● **BRIEF**: Can all of these lines be returned exactly?

(Dataset items)
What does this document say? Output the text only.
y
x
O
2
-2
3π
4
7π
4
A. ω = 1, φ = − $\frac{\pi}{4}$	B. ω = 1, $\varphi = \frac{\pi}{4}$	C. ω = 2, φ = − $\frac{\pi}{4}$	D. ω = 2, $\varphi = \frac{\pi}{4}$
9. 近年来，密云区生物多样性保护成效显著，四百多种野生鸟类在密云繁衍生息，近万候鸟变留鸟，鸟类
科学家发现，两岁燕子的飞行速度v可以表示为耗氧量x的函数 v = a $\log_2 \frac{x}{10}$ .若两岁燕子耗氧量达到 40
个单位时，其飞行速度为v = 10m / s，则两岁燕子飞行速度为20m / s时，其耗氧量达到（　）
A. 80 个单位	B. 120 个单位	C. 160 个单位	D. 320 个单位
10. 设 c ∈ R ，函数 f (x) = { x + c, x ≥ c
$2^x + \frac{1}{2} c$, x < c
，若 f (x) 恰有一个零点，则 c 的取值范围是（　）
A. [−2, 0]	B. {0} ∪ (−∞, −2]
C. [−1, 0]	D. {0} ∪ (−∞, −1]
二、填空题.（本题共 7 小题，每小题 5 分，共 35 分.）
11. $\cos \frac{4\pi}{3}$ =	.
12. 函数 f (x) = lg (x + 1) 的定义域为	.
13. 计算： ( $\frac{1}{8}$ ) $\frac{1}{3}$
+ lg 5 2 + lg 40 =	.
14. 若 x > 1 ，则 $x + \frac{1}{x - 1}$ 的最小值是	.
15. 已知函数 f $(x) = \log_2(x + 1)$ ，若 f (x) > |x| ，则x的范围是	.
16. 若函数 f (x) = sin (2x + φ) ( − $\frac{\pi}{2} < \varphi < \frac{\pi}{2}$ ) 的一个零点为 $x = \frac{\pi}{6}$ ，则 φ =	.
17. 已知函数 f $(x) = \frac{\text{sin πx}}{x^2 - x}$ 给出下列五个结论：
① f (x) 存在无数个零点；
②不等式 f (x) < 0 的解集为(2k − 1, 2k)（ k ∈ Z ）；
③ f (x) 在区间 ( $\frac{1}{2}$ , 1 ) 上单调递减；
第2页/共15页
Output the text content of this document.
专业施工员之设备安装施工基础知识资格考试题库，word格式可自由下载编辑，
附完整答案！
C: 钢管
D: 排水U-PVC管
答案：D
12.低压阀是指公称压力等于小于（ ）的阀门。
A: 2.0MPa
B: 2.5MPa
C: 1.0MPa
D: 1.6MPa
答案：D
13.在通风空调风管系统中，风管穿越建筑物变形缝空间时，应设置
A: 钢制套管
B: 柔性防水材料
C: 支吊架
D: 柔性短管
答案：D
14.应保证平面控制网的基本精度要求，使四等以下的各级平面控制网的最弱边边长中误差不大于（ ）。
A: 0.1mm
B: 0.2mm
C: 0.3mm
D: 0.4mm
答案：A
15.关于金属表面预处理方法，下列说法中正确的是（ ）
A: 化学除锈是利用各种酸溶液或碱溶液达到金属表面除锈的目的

● **WRITTEN RESPONSE**:
What does this document say? Output the text only.
y
x
O
2
-2
3π
4
7π
4
A. ω = 1, φ = − $\frac{\pi}{4}$	B. ω = 1, $\varphi = \frac{\pi}{4}$	C. ω = 2, φ = − $\frac{\pi}{4}$	D. ω = 2, $\varphi = \frac{\pi}{4}$
9. 近年来，密云区生物多样性保护成效显著，四百多种野生鸟类在密云繁衍生息，近万候鸟变留鸟，鸟类
科学家发现，两岁燕子的飞行速度v可以表示为耗氧量x的函数 v = a $\log_2 \frac{x}{10}$ .若两岁燕子耗氧量达到 40
个单位时，其飞行速度为v = 10m / s，则两岁燕子飞行速度为20m / s时，其耗氧量达到（　）
A. 80 个单位	B. 120 个单位	C. 160 个单位	D. 320 个单位
10. 设 c ∈ R ，函数 f (x) = { x + c, x ≥ c
$2^x + \frac{1}{2} c$, x < c
，若 f (x) 恰有一个零点，则 c 的取值范围是（　）
A. [−2, 0]	B. {0} ∪ (−∞, −2]
C. [−1, 0]	D. {0} ∪ (−∞, −1]
二、填空题.（本题共 7 小题，每小题 5 分，共 35 分.）
11. $\cos \frac{4\pi}{3}$ =	.
12. 函数 f (x) = lg (x + 1) 的定义域为	.
13. 计算： ( $\frac{1}{8}$ ) $\frac{1}{3}$
+ lg 5 2 + lg 40 =	.
14. 若 x > 1 ，则 $x + \frac{1}{x - 1}$ 的最小值是	.
15. 已知函数 f $(x) = \log_2(x + 1)$ ，若 f (x) > |x| ，则x的范围是	.
16. 若函数 f (x) = sin (2x + φ) ( − $\frac{\pi}{2} < \varphi < \frac{\pi}{2}$ ) 的一个零点为 $x = \frac{\pi}{6}$ ，则 φ =	.
17. 已知函数 f $(x) = \frac{\text{sin πx}}{x^2 - x}$ 给出下列五个结论：
① f (x) 存在无数个零点；
②不等式 f (x) < 0 的解集为(2k − 1, 2k)（ k ∈ Z ）；
③ f (x) 在区间 ( $\frac{1}{2}$ , 1 ) 上单调递减；
第2页/共15页
Output the text content of this document.
专业施工员之设备安装施工基础知识资格考试题库，word格式可自由下载编辑，
附完整答案！
C: 钢管
D: 排水U-PVC管
答案：D
12.低压阀是指公称压力等于小于（ ）的阀门。
A: 2.0MPa
B: 2.5MPa
C: 1.0MPa
D: 1.6MPa
答案：D
13.在通风空调风管系统中，风管穿越建筑物变形缝空间时，应设置
A: 钢制套管
B: 柔性防水材料
C: 支吊架
D: 柔性短管
答案：D
14.应保证平面控制网的基本精度要求，使四等以下的各级平面控制网的最弱边边长中误差不大于（ ）。
A: 0.1mm
B: 0.2mm
C: 0.3mm
D: 0.4mm
答案：A
15.关于金属表面预处理方法，下列说法中正确的是（ ）
A: 化学除锈是利用各种酸溶液或碱溶液达到金属表面除锈的目的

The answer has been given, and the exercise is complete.